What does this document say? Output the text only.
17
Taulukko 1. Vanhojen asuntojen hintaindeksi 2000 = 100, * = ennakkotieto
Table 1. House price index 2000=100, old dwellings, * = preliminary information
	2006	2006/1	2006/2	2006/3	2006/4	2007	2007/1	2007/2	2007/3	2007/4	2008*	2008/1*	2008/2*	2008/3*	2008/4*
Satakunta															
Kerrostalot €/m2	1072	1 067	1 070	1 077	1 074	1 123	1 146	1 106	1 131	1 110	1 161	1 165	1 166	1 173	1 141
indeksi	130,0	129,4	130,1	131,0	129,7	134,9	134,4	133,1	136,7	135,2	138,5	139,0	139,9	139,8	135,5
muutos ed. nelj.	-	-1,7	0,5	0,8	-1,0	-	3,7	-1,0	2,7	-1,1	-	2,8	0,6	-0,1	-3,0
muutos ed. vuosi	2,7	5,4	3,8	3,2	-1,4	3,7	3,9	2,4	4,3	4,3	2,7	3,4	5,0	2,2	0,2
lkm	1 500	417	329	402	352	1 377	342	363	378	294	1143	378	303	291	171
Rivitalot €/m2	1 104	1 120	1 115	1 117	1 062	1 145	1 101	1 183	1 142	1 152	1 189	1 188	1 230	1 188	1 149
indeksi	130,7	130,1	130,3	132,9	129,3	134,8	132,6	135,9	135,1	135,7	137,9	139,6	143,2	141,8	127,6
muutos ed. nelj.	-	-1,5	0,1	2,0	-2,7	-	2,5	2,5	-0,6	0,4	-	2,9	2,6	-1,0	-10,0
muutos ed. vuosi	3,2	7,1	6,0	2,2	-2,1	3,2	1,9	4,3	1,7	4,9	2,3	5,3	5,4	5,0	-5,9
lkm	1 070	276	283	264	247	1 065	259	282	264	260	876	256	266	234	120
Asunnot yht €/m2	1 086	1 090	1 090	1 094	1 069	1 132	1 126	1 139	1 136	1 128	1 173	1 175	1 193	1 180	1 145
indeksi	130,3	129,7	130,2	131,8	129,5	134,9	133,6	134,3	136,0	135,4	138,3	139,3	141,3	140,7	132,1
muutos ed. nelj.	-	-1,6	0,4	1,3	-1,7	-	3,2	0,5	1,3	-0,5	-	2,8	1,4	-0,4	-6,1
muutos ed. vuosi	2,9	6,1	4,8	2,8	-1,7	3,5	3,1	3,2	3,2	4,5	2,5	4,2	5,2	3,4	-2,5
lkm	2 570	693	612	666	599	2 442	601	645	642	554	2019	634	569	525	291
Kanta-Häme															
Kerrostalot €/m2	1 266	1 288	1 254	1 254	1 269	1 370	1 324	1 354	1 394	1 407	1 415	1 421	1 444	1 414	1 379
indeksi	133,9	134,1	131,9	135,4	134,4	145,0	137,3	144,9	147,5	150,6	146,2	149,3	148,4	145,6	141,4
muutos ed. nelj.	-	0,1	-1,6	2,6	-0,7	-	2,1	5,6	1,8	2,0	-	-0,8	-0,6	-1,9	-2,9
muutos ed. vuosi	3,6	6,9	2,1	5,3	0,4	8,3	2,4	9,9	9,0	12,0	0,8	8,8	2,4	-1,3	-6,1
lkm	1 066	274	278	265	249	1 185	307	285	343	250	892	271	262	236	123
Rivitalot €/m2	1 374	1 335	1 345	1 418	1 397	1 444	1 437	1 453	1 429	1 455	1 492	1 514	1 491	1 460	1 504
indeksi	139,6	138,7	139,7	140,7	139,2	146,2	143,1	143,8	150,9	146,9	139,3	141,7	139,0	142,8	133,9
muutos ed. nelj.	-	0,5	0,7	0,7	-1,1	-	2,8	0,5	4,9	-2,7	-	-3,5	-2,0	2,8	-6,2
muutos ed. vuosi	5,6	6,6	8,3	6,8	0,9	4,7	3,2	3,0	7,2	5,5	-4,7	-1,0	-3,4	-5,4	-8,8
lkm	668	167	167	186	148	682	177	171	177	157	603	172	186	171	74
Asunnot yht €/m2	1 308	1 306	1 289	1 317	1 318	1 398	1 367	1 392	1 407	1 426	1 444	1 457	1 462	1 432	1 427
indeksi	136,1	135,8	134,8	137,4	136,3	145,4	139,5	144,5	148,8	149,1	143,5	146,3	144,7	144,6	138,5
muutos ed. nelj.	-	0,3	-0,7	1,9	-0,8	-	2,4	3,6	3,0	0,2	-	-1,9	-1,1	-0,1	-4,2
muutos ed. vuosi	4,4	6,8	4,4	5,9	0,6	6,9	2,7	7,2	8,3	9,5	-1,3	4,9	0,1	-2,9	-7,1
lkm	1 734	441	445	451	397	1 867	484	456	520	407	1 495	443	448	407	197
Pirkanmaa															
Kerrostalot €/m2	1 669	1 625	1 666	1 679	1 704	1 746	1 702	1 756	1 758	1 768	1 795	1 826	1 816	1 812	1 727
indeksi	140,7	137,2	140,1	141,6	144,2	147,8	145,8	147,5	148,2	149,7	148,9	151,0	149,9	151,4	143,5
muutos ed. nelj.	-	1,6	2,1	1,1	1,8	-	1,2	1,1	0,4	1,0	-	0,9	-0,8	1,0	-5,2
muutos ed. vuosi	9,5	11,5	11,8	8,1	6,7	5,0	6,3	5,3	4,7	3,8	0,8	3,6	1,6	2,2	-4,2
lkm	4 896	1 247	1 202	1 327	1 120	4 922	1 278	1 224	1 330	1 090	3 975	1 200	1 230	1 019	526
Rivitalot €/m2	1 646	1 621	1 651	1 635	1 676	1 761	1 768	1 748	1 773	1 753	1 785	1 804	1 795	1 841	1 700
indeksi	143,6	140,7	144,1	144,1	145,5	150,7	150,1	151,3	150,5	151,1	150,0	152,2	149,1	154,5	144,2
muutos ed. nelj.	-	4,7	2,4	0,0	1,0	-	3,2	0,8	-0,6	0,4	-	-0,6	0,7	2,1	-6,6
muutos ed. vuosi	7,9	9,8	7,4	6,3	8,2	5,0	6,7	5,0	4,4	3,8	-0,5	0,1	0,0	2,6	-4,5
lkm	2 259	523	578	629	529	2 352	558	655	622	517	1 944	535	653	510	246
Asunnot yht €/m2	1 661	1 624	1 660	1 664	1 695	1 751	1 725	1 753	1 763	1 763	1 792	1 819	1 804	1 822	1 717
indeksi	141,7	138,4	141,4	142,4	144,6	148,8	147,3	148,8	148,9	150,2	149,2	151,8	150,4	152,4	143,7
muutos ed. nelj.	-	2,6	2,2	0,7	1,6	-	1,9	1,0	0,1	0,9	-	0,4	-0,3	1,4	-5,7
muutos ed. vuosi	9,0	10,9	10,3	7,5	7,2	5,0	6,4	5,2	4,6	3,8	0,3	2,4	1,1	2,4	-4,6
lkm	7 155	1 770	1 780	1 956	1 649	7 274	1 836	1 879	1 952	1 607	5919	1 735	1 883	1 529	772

::::::

Give back the whole listing exactly as it reads.

--- Answer to this task ---
What does this document say? Output the text only.
17
Taulukko 1. Vanhojen asuntojen hintaindeksi 2000 = 100, * = ennakkotieto
Table 1. House price index 2000=100, old dwellings, * = preliminary information
	2006	2006/1	2006/2	2006/3	2006/4	2007	2007/1	2007/2	2007/3	2007/4	2008*	2008/1*	2008/2*	2008/3*	2008/4*
Satakunta															
Kerrostalot €/m2	1072	1 067	1 070	1 077	1 074	1 123	1 146	1 106	1 131	1 110	1 161	1 165	1 166	1 173	1 141
indeksi	130,0	129,4	130,1	131,0	129,7	134,9	134,4	133,1	136,7	135,2	138,5	139,0	139,9	139,8	135,5
muutos ed. nelj.	-	-1,7	0,5	0,8	-1,0	-	3,7	-1,0	2,7	-1,1	-	2,8	0,6	-0,1	-3,0
muutos ed. vuosi	2,7	5,4	3,8	3,2	-1,4	3,7	3,9	2,4	4,3	4,3	2,7	3,4	5,0	2,2	0,2
lkm	1 500	417	329	402	352	1 377	342	363	378	294	1143	378	303	291	171
Rivitalot €/m2	1 104	1 120	1 115	1 117	1 062	1 145	1 101	1 183	1 142	1 152	1 189	1 188	1 230	1 188	1 149
indeksi	130,7	130,1	130,3	132,9	129,3	134,8	132,6	135,9	135,1	135,7	137,9	139,6	143,2	141,8	127,6
muutos ed. nelj.	-	-1,5	0,1	2,0	-2,7	-	2,5	2,5	-0,6	0,4	-	2,9	2,6	-1,0	-10,0
muutos ed. vuosi	3,2	7,1	6,0	2,2	-2,1	3,2	1,9	4,3	1,7	4,9	2,3	5,3	5,4	5,0	-5,9
lkm	1 070	276	283	264	247	1 065	259	282	264	260	876	256	266	234	120
Asunnot yht €/m2	1 086	1 090	1 090	1 094	1 069	1 132	1 126	1 139	1 136	1 128	1 173	1 175	1 193	1 180	1 145
indeksi	130,3	129,7	130,2	131,8	129,5	134,9	133,6	134,3	136,0	135,4	138,3	139,3	141,3	140,7	132,1
muutos ed. nelj.	-	-1,6	0,4	1,3	-1,7	-	3,2	0,5	1,3	-0,5	-	2,8	1,4	-0,4	-6,1
muutos ed. vuosi	2,9	6,1	4,8	2,8	-1,7	3,5	3,1	3,2	3,2	4,5	2,5	4,2	5,2	3,4	-2,5
lkm	2 570	693	612	666	599	2 442	601	645	642	554	2019	634	569	525	291
Kanta-Häme															
Kerrostalot €/m2	1 266	1 288	1 254	1 254	1 269	1 370	1 324	1 354	1 394	1 407	1 415	1 421	1 444	1 414	1 379
indeksi	133,9	134,1	131,9	135,4	134,4	145,0	137,3	144,9	147,5	150,6	146,2	149,3	148,4	145,6	141,4
muutos ed. nelj.	-	0,1	-1,6	2,6	-0,7	-	2,1	5,6	1,8	2,0	-	-0,8	-0,6	-1,9	-2,9
muutos ed. vuosi	3,6	6,9	2,1	5,3	0,4	8,3	2,4	9,9	9,0	12,0	0,8	8,8	2,4	-1,3	-6,1
lkm	1 066	274	278	265	249	1 185	307	285	343	250	892	271	262	236	123
Rivitalot €/m2	1 374	1 335	1 345	1 418	1 397	1 444	1 437	1 453	1 429	1 455	1 492	1 514	1 491	1 460	1 504
indeksi	139,6	138,7	139,7	140,7	139,2	146,2	143,1	143,8	150,9	146,9	139,3	141,7	139,0	142,8	133,9
muutos ed. nelj.	-	0,5	0,7	0,7	-1,1	-	2,8	0,5	4,9	-2,7	-	-3,5	-2,0	2,8	-6,2
muutos ed. vuosi	5,6	6,6	8,3	6,8	0,9	4,7	3,2	3,0	7,2	5,5	-4,7	-1,0	-3,4	-5,4	-8,8
lkm	668	167	167	186	148	682	177	171	177	157	603	172	186	171	74
Asunnot yht €/m2	1 308	1 306	1 289	1 317	1 318	1 398	1 367	1 392	1 407	1 426	1 444	1 457	1 462	1 432	1 427
indeksi	136,1	135,8	134,8	137,4	136,3	145,4	139,5	144,5	148,8	149,1	143,5	146,3	144,7	144,6	138,5
muutos ed. nelj.	-	0,3	-0,7	1,9	-0,8	-	2,4	3,6	3,0	0,2	-	-1,9	-1,1	-0,1	-4,2
muutos ed. vuosi	4,4	6,8	4,4	5,9	0,6	6,9	2,7	7,2	8,3	9,5	-1,3	4,9	0,1	-2,9	-7,1
lkm	1 734	441	445	451	397	1 867	484	456	520	407	1 495	443	448	407	197
Pirkanmaa															
Kerrostalot €/m2	1 669	1 625	1 666	1 679	1 704	1 746	1 702	1 756	1 758	1 768	1 795	1 826	1 816	1 812	1 727
indeksi	140,7	137,2	140,1	141,6	144,2	147,8	145,8	147,5	148,2	149,7	148,9	151,0	149,9	151,4	143,5
muutos ed. nelj.	-	1,6	2,1	1,1	1,8	-	1,2	1,1	0,4	1,0	-	0,9	-0,8	1,0	-5,2
muutos ed. vuosi	9,5	11,5	11,8	8,1	6,7	5,0	6,3	5,3	4,7	3,8	0,8	3,6	1,6	2,2	-4,2
lkm	4 896	1 247	1 202	1 327	1 120	4 922	1 278	1 224	1 330	1 090	3 975	1 200	1 230	1 019	526
Rivitalot €/m2	1 646	1 621	1 651	1 635	1 676	1 761	1 768	1 748	1 773	1 753	1 785	1 804	1 795	1 841	1 700
indeksi	143,6	140,7	144,1	144,1	145,5	150,7	150,1	151,3	150,5	151,1	150,0	152,2	149,1	154,5	144,2
muutos ed. nelj.	-	4,7	2,4	0,0	1,0	-	3,2	0,8	-0,6	0,4	-	-0,6	0,7	2,1	-6,6
muutos ed. vuosi	7,9	9,8	7,4	6,3	8,2	5,0	6,7	5,0	4,4	3,8	-0,5	0,1	0,0	2,6	-4,5
lkm	2 259	523	578	629	529	2 352	558	655	622	517	1 944	535	653	510	246
Asunnot yht €/m2	1 661	1 624	1 660	1 664	1 695	1 751	1 725	1 753	1 763	1 763	1 792	1 819	1 804	1 822	1 717
indeksi	141,7	138,4	141,4	142,4	144,6	148,8	147,3	148,8	148,9	150,2	149,2	151,8	150,4	152,4	143,7
muutos ed. nelj.	-	2,6	2,2	0,7	1,6	-	1,9	1,0	0,1	0,9	-	0,4	-0,3	1,4	-5,7
muutos ed. vuosi	9,0	10,9	10,3	7,5	7,2	5,0	6,4	5,2	4,6	3,8	0,3	2,4	1,1	2,4	-4,6
lkm	7 155	1 770	1 780	1 956	1 649	7 274	1 836	1 879	1 952	1 607	5919	1 735	1 883	1 529	772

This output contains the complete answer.